WORK INSTRUCTIONS:
Gather each line containing the string "JSON" from these entries.

## begin

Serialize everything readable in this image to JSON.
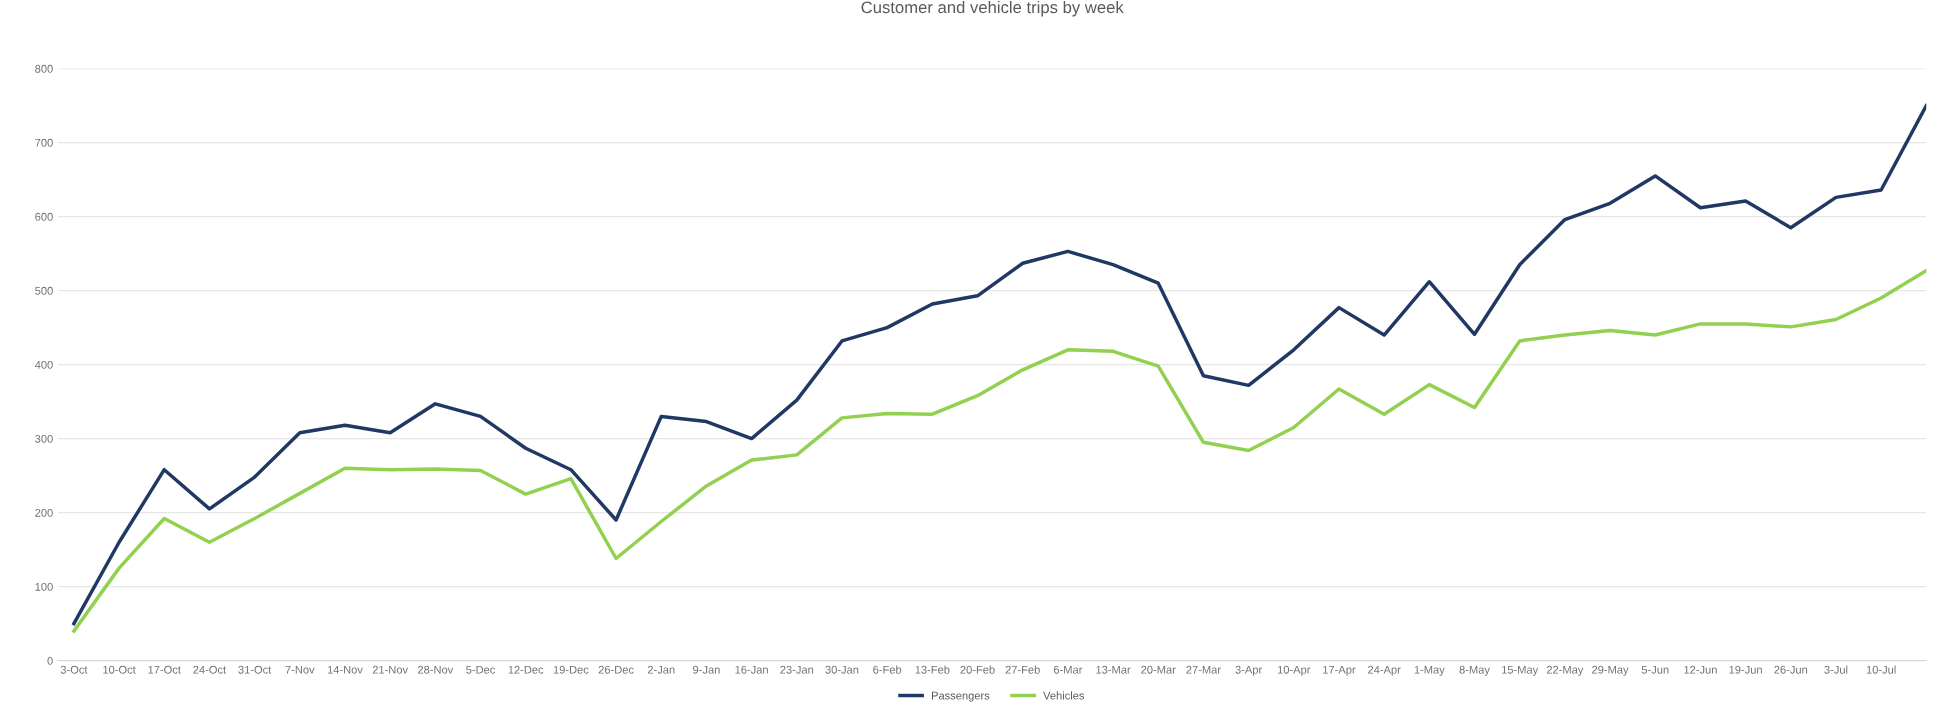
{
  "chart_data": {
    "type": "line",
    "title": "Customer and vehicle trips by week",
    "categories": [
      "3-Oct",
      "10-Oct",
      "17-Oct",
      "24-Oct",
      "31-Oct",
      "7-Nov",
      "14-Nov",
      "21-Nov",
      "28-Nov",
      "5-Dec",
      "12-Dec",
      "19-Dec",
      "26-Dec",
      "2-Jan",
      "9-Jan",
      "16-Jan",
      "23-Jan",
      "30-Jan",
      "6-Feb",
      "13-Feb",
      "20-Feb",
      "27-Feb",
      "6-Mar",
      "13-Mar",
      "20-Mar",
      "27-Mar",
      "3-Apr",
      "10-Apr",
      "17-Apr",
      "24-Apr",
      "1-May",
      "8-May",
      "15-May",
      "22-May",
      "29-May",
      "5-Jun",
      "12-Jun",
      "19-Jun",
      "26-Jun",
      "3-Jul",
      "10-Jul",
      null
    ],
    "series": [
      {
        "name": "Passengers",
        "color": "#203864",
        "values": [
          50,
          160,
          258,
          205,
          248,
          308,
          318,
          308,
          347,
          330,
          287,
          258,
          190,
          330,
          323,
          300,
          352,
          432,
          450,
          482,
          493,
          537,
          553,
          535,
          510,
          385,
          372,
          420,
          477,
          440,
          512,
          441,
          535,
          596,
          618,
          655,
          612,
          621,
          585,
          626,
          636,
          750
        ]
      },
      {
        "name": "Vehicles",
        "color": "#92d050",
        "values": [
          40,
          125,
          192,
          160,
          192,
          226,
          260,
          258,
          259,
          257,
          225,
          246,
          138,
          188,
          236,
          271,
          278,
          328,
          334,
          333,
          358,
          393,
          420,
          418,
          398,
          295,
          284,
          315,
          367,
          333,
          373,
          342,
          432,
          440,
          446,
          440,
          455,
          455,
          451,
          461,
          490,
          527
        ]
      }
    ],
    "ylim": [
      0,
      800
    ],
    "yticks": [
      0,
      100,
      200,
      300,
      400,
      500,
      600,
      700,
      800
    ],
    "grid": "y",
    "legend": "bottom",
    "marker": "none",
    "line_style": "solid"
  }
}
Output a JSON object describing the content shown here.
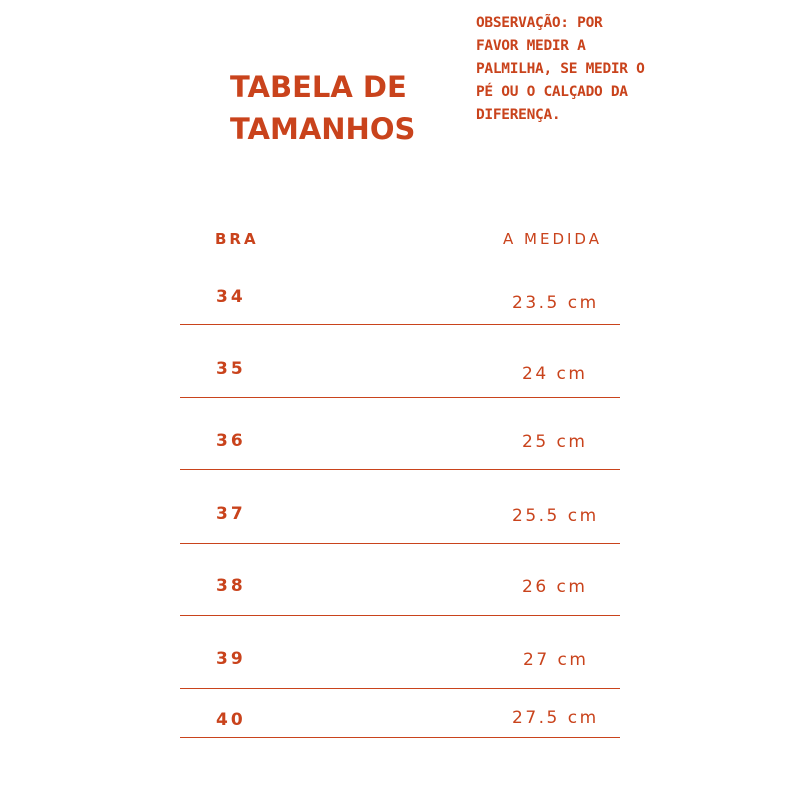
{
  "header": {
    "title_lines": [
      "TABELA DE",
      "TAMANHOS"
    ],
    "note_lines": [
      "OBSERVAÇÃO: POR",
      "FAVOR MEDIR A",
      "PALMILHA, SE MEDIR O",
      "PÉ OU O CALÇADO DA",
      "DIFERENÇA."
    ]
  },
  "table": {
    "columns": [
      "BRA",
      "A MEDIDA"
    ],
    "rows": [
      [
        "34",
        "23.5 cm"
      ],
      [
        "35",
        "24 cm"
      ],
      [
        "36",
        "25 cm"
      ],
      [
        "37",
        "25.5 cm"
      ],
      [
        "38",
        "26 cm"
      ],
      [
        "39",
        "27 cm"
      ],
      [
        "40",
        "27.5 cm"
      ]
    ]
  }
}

## end

WRITTEN ANSWER:
Serialize everything readable in this image to JSON.
Output a JSON object describing the content shown here.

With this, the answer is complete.